[Excerpt from a dataset]

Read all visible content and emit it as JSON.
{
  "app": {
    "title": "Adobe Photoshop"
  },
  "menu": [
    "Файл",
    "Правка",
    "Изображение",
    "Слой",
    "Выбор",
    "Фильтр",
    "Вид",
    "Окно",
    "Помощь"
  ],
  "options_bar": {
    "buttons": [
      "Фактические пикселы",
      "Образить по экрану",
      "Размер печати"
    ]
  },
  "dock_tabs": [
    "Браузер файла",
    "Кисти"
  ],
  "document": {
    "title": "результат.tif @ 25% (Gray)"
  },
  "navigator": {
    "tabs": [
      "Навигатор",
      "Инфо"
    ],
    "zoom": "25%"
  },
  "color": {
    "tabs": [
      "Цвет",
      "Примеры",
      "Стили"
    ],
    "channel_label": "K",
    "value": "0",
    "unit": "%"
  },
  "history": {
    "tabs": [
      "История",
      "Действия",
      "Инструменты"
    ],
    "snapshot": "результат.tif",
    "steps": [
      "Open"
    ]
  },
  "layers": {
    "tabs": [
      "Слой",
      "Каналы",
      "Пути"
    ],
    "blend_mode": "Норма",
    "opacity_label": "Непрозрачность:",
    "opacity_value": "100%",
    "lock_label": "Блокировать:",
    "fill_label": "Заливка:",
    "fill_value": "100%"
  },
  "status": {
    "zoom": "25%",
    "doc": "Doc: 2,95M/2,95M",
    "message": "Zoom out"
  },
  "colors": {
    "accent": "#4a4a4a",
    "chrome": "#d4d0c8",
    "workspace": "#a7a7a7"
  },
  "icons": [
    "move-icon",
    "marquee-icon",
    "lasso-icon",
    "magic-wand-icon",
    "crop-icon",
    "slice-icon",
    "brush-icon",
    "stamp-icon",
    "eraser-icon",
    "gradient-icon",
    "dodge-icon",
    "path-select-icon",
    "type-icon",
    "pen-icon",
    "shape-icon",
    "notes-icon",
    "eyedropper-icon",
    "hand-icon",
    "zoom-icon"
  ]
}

• _EXERCISE DIRECTIONS_: Produce an exact copy of all the records.

• _IN RESPONSE_:
Read all visible content and emit it as JSON.
{
  "app": {
    "title": "Adobe Photoshop"
  },
  "menu": [
    "Файл",
    "Правка",
    "Изображение",
    "Слой",
    "Выбор",
    "Фильтр",
    "Вид",
    "Окно",
    "Помощь"
  ],
  "options_bar": {
    "buttons": [
      "Фактические пикселы",
      "Образить по экрану",
      "Размер печати"
    ]
  },
  "dock_tabs": [
    "Браузер файла",
    "Кисти"
  ],
  "document": {
    "title": "результат.tif @ 25% (Gray)"
  },
  "navigator": {
    "tabs": [
      "Навигатор",
      "Инфо"
    ],
    "zoom": "25%"
  },
  "color": {
    "tabs": [
      "Цвет",
      "Примеры",
      "Стили"
    ],
    "channel_label": "K",
    "value": "0",
    "unit": "%"
  },
  "history": {
    "tabs": [
      "История",
      "Действия",
      "Инструменты"
    ],
    "snapshot": "результат.tif",
    "steps": [
      "Open"
    ]
  },
  "layers": {
    "tabs": [
      "Слой",
      "Каналы",
      "Пути"
    ],
    "blend_mode": "Норма",
    "opacity_label": "Непрозрачность:",
    "opacity_value": "100%",
    "lock_label": "Блокировать:",
    "fill_label": "Заливка:",
    "fill_value": "100%"
  },
  "status": {
    "zoom": "25%",
    "doc": "Doc: 2,95M/2,95M",
    "message": "Zoom out"
  },
  "colors": {
    "accent": "#4a4a4a",
    "chrome": "#d4d0c8",
    "workspace": "#a7a7a7"
  },
  "icons": [
    "move-icon",
    "marquee-icon",
    "lasso-icon",
    "magic-wand-icon",
    "crop-icon",
    "slice-icon",
    "brush-icon",
    "stamp-icon",
    "eraser-icon",
    "gradient-icon",
    "dodge-icon",
    "path-select-icon",
    "type-icon",
    "pen-icon",
    "shape-icon",
    "notes-icon",
    "eyedropper-icon",
    "hand-icon",
    "zoom-icon"
  ]
}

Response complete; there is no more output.